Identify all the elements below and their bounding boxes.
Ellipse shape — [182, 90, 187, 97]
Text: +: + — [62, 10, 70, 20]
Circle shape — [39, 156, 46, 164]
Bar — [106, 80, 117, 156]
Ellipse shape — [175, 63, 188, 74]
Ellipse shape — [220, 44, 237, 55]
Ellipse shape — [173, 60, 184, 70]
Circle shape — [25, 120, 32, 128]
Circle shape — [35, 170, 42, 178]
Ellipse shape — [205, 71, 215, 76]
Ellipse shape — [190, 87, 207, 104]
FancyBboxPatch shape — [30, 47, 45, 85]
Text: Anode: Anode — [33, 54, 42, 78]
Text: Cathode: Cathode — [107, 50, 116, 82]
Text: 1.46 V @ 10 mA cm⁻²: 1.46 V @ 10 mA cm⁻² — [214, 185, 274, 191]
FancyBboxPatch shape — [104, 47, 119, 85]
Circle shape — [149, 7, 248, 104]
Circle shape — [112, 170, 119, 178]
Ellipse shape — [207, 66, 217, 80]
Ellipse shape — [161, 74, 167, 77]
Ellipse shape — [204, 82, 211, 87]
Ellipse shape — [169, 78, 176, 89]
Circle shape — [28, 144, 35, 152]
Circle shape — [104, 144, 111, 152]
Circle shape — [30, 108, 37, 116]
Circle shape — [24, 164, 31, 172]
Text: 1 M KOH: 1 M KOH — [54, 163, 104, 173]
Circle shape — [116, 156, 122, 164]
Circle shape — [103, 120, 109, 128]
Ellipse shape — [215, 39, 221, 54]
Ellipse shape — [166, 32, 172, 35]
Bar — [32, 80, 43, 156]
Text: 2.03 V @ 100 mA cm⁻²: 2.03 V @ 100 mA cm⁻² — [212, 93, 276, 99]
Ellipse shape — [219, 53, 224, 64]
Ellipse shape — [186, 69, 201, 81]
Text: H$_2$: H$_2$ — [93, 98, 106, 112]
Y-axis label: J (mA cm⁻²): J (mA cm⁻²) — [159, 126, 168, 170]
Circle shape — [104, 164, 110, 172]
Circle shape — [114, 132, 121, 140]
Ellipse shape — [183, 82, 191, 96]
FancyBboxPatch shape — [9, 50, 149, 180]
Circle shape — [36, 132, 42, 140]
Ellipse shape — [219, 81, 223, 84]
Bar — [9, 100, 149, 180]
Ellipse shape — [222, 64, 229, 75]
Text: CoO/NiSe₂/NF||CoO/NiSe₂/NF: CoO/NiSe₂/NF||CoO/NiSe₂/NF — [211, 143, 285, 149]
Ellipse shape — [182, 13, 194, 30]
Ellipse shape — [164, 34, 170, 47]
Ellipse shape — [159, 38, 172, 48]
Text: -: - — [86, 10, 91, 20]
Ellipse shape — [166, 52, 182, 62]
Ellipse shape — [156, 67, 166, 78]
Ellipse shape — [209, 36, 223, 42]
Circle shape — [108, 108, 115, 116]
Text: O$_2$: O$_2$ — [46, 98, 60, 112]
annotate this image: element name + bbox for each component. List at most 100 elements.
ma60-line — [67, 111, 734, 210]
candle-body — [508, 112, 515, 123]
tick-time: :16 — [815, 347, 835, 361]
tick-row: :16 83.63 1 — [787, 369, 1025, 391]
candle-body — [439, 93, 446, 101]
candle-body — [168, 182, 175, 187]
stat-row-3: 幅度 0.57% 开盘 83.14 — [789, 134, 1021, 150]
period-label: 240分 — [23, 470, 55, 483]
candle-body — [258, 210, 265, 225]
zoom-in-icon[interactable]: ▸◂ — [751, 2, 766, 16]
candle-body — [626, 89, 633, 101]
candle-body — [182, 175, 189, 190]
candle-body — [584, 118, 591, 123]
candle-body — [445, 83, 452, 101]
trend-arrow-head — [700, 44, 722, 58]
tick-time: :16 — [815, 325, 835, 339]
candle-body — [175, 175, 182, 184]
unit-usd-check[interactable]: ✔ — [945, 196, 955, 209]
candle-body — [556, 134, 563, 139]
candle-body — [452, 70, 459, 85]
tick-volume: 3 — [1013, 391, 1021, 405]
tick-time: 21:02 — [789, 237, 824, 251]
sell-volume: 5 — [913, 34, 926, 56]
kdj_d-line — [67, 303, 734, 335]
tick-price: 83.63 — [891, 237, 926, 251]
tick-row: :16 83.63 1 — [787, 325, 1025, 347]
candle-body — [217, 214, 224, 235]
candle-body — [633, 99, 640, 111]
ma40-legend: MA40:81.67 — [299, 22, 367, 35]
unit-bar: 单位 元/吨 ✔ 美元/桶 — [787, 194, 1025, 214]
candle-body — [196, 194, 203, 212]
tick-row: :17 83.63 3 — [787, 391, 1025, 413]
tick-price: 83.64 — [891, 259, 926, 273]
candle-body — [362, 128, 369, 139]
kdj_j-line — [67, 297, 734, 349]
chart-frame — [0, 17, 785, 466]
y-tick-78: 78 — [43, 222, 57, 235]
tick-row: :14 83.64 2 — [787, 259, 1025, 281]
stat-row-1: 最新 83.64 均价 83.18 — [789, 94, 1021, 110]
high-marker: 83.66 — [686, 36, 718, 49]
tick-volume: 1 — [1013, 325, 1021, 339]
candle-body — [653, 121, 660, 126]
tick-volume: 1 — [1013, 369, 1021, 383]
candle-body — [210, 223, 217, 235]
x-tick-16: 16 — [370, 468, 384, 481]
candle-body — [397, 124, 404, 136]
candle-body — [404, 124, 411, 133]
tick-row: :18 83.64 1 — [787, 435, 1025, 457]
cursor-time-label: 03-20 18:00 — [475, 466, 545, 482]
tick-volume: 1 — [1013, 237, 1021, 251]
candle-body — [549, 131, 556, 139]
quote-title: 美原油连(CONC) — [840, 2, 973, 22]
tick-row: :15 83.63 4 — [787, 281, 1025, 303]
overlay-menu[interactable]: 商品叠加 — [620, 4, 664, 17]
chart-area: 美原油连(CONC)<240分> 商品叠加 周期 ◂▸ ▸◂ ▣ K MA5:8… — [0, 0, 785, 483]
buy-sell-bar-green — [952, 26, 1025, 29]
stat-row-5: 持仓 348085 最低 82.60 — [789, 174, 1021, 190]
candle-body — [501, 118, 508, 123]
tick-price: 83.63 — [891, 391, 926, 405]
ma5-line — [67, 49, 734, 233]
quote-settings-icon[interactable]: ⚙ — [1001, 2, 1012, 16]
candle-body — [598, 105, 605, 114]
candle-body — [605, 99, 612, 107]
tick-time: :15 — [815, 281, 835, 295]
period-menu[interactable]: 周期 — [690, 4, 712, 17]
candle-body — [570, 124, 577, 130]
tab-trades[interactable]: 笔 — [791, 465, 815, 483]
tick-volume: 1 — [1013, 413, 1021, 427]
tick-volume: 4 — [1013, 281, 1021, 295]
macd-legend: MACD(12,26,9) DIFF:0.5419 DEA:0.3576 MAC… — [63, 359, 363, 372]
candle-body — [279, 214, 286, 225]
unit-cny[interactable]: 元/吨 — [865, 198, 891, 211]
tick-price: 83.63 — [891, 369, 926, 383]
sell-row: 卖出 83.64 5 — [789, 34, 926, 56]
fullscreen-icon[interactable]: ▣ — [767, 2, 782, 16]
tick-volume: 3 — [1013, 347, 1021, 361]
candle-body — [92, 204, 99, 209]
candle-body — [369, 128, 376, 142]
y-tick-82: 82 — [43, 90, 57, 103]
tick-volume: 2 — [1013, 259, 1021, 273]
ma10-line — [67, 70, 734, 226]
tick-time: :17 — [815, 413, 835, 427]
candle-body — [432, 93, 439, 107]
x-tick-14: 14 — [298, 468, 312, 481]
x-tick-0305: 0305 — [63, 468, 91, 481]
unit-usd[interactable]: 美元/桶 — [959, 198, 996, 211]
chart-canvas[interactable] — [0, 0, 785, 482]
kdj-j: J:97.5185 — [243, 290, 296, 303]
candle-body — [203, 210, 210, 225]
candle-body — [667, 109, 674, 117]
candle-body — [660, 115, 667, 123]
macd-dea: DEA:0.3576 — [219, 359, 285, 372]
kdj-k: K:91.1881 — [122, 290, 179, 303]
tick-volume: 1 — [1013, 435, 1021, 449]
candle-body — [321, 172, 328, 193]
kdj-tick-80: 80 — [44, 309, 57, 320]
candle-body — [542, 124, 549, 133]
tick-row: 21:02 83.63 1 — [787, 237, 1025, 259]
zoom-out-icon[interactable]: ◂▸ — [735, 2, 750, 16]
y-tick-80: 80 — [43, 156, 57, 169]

——

- TASK TO CARRY OUT
Convert the listing into a Markdown table with the columns No. and Entry, one row per line and blank lines omitted. Begin with the first line of the listing and stop after the line containing "Circle shape — [35, 170, 42, 178]", including both of those lines.

- ANSWER FOR THIS EXERCISE
| No. | Entry |
|---|---|
| 1 | Identify all the elements below and their bounding boxes. |
| 2 | Ellipse shape — [182, 90, 187, 97] |
| 3 | Text: +: + — [62, 10, 70, 20] |
| 4 | Circle shape — [39, 156, 46, 164] |
| 5 | Bar — [106, 80, 117, 156] |
| 6 | Ellipse shape — [175, 63, 188, 74] |
| 7 | Ellipse shape — [220, 44, 237, 55] |
| 8 | Ellipse shape — [173, 60, 184, 70] |
| 9 | Circle shape — [25, 120, 32, 128] |
| 10 | Circle shape — [35, 170, 42, 178] |